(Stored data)
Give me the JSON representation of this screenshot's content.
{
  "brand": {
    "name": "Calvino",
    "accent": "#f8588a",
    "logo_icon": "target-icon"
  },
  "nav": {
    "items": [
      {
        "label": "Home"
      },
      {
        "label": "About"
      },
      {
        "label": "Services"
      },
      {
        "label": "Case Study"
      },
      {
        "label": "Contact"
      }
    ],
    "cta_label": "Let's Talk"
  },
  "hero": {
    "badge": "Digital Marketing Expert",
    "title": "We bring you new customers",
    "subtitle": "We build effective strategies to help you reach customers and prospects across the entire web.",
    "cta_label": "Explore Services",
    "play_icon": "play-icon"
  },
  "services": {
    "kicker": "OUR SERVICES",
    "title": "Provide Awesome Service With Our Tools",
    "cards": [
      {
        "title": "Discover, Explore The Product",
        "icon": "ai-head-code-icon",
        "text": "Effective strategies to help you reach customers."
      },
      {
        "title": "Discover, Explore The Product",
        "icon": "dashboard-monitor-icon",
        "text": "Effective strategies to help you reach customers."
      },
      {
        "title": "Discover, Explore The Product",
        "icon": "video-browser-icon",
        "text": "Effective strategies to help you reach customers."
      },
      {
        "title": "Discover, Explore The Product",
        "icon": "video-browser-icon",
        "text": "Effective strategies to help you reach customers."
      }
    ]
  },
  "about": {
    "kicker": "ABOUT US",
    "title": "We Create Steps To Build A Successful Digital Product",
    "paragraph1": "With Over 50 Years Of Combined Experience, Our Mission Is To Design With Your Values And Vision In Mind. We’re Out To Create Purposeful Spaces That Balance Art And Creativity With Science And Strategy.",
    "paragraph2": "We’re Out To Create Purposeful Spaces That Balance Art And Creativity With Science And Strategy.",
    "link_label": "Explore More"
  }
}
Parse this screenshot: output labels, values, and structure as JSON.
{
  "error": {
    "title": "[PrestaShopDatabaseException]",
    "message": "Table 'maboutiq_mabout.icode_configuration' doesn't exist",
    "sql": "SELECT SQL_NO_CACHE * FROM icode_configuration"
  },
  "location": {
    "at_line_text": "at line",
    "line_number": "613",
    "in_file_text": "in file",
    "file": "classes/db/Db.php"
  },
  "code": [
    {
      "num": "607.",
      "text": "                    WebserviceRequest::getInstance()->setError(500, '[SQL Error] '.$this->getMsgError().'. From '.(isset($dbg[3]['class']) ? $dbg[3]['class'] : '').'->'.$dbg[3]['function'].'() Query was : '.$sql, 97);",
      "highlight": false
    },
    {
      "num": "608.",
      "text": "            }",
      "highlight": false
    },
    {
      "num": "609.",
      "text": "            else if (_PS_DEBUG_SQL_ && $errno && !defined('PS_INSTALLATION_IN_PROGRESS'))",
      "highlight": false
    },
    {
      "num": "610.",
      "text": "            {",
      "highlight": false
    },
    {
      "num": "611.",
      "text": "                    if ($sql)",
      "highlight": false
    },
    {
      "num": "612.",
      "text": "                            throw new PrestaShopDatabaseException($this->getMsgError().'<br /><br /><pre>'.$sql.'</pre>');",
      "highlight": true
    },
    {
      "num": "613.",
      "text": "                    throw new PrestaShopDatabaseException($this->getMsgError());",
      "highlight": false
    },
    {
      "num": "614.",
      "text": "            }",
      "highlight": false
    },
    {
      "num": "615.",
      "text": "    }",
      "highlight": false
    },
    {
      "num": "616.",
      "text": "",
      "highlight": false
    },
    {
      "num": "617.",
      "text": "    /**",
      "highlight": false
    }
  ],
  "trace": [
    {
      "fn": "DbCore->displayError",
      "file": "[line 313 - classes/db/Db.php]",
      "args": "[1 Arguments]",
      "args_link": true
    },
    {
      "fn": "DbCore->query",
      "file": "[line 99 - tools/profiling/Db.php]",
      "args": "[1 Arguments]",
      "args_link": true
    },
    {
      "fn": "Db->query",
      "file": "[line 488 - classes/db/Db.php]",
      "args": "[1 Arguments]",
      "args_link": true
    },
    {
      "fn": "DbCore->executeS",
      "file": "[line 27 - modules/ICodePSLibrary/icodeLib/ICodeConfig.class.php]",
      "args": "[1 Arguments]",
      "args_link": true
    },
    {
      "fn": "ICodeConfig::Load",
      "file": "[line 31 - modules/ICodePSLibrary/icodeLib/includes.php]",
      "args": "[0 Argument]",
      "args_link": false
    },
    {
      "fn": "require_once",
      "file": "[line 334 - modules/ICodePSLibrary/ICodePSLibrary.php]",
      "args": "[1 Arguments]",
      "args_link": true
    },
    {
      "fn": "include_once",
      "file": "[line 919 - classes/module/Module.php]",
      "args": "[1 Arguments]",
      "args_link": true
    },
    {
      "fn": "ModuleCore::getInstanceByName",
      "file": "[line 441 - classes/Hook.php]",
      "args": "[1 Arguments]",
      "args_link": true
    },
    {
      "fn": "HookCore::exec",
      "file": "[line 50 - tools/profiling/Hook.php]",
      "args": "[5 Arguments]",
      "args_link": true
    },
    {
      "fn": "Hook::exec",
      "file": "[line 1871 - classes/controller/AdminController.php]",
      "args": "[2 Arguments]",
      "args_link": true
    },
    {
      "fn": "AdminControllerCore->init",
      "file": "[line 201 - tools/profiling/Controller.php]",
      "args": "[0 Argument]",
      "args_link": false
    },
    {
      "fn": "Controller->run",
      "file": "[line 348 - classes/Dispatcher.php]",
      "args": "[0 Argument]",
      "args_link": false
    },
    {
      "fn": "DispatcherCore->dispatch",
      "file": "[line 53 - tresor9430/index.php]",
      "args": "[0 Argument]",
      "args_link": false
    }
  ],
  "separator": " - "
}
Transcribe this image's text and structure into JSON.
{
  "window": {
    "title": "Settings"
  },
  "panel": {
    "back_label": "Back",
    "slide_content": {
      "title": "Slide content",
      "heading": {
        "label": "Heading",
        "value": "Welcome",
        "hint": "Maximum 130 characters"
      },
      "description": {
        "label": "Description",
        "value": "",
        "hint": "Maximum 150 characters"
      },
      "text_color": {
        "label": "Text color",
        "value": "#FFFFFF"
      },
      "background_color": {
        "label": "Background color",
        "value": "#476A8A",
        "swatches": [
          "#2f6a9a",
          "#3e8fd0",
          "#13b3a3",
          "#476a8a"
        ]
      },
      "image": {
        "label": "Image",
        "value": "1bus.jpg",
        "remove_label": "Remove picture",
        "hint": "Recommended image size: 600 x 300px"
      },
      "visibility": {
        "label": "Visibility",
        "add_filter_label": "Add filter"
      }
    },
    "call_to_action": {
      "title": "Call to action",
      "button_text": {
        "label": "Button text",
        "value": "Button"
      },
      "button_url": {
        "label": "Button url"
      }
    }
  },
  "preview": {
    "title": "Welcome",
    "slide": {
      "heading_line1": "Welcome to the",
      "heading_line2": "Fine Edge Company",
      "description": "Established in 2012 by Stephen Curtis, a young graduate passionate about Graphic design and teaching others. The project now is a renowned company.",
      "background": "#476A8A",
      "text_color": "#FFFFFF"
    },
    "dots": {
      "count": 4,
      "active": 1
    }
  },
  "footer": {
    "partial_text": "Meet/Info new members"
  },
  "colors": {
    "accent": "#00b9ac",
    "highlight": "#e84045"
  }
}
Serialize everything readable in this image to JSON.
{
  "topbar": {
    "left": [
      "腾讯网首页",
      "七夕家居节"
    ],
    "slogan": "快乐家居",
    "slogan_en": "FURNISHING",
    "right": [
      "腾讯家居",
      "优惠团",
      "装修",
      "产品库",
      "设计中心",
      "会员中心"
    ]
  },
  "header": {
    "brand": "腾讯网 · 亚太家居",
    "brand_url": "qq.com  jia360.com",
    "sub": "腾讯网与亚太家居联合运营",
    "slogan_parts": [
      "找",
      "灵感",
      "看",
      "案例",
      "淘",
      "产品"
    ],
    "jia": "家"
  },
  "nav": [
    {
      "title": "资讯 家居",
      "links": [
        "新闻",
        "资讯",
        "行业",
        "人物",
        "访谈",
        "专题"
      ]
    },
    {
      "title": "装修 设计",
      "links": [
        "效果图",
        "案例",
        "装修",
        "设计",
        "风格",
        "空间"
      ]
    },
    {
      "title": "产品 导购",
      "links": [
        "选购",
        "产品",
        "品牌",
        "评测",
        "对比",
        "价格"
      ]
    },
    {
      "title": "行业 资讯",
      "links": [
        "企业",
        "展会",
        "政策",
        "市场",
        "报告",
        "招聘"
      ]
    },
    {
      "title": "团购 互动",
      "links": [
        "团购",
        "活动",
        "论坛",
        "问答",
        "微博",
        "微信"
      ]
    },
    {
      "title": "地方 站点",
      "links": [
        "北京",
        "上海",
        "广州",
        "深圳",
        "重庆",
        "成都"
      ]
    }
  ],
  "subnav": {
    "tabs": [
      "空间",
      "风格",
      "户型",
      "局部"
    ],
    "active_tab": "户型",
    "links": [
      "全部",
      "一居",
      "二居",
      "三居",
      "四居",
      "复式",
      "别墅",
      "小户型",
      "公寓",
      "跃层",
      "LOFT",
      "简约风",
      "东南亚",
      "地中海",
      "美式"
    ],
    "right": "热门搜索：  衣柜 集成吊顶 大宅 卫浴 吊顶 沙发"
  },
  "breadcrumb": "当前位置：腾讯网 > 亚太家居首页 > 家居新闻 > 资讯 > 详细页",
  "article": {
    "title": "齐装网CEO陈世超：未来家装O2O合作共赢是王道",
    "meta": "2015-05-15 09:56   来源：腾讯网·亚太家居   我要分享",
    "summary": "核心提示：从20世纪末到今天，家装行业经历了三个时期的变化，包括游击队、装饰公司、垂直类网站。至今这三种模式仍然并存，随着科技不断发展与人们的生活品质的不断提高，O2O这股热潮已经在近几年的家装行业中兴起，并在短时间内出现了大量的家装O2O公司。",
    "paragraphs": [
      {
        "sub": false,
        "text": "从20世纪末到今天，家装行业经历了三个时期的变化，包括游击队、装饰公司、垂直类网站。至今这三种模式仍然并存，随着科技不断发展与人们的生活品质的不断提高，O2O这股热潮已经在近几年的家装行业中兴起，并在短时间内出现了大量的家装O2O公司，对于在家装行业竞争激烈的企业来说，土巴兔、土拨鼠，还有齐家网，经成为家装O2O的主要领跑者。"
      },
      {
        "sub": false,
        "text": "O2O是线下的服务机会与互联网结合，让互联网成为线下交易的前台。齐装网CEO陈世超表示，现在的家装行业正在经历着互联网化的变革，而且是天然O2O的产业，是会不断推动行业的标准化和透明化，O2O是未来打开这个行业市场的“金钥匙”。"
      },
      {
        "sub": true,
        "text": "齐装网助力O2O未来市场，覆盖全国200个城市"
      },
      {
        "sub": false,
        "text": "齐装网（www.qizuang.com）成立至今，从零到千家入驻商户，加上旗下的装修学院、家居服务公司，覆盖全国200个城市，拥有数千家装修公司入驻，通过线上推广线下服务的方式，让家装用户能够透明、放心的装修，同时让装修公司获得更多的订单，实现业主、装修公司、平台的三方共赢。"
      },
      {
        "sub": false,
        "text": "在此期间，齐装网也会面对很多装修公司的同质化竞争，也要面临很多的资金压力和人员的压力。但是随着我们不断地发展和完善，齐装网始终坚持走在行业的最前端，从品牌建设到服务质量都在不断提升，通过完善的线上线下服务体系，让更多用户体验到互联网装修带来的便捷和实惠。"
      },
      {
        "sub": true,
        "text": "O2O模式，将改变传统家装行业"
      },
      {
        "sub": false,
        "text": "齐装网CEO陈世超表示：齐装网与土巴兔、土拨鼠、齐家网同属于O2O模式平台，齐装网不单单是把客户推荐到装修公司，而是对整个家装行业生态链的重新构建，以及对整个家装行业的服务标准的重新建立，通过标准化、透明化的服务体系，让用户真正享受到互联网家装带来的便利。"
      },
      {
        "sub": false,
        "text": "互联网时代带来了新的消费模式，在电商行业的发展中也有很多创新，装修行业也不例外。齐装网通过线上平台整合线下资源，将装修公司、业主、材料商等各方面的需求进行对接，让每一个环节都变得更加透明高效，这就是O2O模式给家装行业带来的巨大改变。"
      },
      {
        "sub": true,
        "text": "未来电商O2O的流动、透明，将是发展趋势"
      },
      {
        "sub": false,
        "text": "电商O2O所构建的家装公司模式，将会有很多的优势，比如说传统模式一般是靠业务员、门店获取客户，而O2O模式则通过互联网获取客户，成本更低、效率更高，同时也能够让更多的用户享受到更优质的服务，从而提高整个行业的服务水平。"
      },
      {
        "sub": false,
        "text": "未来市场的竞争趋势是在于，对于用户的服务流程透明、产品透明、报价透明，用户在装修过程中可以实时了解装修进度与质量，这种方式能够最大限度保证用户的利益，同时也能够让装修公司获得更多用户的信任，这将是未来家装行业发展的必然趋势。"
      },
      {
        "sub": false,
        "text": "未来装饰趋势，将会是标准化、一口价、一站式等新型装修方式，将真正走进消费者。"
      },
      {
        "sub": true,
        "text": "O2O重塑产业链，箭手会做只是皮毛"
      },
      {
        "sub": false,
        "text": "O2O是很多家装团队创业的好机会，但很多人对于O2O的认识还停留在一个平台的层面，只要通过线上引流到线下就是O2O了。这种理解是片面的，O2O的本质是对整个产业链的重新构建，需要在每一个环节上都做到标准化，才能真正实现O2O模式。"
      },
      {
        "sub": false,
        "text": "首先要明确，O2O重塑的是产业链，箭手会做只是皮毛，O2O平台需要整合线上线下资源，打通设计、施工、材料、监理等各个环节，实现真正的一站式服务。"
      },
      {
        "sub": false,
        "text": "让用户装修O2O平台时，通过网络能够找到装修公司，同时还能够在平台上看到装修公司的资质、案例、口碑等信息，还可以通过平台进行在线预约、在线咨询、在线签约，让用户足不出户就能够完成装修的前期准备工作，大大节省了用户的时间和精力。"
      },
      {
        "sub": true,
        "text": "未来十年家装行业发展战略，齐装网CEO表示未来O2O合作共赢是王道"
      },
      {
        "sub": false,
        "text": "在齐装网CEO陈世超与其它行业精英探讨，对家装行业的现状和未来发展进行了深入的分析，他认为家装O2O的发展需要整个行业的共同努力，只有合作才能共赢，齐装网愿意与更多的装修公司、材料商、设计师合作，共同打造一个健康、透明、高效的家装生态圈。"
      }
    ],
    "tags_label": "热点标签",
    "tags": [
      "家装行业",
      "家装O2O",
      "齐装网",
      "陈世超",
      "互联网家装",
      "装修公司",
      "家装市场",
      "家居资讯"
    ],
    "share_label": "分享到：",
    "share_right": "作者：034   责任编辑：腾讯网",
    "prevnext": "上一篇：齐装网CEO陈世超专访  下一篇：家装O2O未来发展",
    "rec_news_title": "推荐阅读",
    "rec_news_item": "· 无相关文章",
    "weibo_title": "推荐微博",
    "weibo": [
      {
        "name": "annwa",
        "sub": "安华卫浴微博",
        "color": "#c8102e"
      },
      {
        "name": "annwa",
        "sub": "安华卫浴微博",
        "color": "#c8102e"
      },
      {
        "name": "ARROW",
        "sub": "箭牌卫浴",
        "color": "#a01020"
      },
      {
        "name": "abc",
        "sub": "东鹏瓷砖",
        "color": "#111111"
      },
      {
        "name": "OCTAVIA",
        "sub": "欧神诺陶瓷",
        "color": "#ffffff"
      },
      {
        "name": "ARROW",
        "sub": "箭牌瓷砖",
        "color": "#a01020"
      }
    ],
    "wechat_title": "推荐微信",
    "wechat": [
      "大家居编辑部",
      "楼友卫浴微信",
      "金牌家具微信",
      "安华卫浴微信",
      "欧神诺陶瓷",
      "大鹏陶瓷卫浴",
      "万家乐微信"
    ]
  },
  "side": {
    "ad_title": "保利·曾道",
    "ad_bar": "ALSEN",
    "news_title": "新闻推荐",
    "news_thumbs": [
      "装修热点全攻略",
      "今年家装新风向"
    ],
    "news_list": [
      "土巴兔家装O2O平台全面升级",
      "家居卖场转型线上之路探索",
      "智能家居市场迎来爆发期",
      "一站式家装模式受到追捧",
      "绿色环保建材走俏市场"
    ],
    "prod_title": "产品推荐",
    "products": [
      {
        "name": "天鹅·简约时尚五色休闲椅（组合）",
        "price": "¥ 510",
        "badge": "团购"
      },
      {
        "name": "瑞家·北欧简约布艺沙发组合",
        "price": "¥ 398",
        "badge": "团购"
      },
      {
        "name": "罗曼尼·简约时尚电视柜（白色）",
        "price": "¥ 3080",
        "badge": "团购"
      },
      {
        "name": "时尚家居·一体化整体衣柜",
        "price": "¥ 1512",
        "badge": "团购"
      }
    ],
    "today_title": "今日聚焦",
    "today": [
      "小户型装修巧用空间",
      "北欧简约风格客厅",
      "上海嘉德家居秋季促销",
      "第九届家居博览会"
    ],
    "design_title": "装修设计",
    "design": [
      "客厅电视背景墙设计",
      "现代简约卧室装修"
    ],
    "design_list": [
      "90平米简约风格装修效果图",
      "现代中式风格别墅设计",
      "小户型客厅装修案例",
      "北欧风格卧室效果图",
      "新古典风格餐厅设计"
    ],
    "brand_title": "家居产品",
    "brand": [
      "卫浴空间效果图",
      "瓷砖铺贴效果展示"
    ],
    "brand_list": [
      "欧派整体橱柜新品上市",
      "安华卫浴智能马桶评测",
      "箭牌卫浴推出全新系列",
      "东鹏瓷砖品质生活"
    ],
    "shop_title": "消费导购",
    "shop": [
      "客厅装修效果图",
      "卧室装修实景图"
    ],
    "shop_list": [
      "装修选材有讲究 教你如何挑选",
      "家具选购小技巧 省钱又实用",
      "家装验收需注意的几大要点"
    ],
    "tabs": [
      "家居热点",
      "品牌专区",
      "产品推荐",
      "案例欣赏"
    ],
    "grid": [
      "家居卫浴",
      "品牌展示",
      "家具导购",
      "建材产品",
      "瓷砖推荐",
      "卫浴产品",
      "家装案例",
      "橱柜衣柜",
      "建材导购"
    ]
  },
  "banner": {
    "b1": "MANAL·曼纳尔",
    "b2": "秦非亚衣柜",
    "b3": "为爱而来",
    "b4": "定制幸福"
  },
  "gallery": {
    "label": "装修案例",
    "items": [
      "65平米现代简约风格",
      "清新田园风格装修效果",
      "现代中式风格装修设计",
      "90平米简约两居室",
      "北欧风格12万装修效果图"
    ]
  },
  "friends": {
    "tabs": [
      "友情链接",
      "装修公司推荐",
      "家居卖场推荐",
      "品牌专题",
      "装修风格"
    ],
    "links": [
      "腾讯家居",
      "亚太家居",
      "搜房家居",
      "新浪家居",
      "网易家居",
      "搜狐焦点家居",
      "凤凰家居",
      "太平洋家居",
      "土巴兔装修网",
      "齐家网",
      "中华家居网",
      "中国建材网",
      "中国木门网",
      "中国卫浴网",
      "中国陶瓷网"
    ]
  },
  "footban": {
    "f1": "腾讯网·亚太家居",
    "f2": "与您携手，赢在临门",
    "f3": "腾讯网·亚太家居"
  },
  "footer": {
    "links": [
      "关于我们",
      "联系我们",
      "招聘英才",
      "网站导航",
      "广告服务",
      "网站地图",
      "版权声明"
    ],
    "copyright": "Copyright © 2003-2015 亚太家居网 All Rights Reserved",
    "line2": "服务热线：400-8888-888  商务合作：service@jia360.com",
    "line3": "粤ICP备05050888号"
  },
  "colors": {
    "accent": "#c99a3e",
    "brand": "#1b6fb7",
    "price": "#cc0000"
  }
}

● **What the task requires**
Gather up the lines containing the word "hint" from these records and copy them.

● **Task output**
        "hint": "Maximum 130 characters"
        "hint": "Maximum 150 characters"
        "hint": "Recommended image size: 600 x 300px"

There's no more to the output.